Exercise
Write out all of the entries exactly, please.

>> Start Listed records

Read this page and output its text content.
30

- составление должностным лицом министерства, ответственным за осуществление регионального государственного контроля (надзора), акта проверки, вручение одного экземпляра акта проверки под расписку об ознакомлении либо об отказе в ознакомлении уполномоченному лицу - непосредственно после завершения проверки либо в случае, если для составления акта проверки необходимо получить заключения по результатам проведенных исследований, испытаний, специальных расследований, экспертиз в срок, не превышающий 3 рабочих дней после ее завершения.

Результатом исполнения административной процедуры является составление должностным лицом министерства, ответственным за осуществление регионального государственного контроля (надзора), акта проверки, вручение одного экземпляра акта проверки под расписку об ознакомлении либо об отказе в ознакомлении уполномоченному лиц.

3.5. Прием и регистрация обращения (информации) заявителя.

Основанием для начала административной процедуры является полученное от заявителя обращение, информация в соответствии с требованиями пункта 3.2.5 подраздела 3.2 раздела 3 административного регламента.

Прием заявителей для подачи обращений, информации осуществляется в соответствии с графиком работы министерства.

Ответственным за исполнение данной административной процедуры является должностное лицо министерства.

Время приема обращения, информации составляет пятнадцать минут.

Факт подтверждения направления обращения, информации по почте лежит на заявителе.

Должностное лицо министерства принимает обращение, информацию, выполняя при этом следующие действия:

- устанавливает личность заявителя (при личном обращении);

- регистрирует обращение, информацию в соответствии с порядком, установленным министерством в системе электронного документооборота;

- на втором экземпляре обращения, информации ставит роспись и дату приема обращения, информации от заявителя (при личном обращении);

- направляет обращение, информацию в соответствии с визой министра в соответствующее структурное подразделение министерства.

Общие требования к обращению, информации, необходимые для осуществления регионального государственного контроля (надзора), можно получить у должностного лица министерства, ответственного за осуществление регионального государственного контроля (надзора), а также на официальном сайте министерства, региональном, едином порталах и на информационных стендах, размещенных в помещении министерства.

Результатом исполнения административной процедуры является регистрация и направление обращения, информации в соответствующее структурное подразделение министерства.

>> End Listed records

Task answer
Read this page and output its text content.
30

- составление должностным лицом министерства, ответственным за осуществление регионального государственного контроля (надзора), акта проверки, вручение одного экземпляра акта проверки под расписку об ознакомлении либо об отказе в ознакомлении уполномоченному лицу - непосредственно после завершения проверки либо в случае, если для составления акта проверки необходимо получить заключения по результатам проведенных исследований, испытаний, специальных расследований, экспертиз в срок, не превышающий 3 рабочих дней после ее завершения.

Результатом исполнения административной процедуры является составление должностным лицом министерства, ответственным за осуществление регионального государственного контроля (надзора), акта проверки, вручение одного экземпляра акта проверки под расписку об ознакомлении либо об отказе в ознакомлении уполномоченному лиц.

3.5. Прием и регистрация обращения (информации) заявителя.

Основанием для начала административной процедуры является полученное от заявителя обращение, информация в соответствии с требованиями пункта 3.2.5 подраздела 3.2 раздела 3 административного регламента.

Прием заявителей для подачи обращений, информации осуществляется в соответствии с графиком работы министерства.

Ответственным за исполнение данной административной процедуры является должностное лицо министерства.

Время приема обращения, информации составляет пятнадцать минут.

Факт подтверждения направления обращения, информации по почте лежит на заявителе.

Должностное лицо министерства принимает обращение, информацию, выполняя при этом следующие действия:

- устанавливает личность заявителя (при личном обращении);

- регистрирует обращение, информацию в соответствии с порядком, установленным министерством в системе электронного документооборота;

- на втором экземпляре обращения, информации ставит роспись и дату приема обращения, информации от заявителя (при личном обращении);

- направляет обращение, информацию в соответствии с визой министра в соответствующее структурное подразделение министерства.

Общие требования к обращению, информации, необходимые для осуществления регионального государственного контроля (надзора), можно получить у должностного лица министерства, ответственного за осуществление регионального государственного контроля (надзора), а также на официальном сайте министерства, региональном, едином порталах и на информационных стендах, размещенных в помещении министерства.

Результатом исполнения административной процедуры является регистрация и направление обращения, информации в соответствующее структурное подразделение министерства.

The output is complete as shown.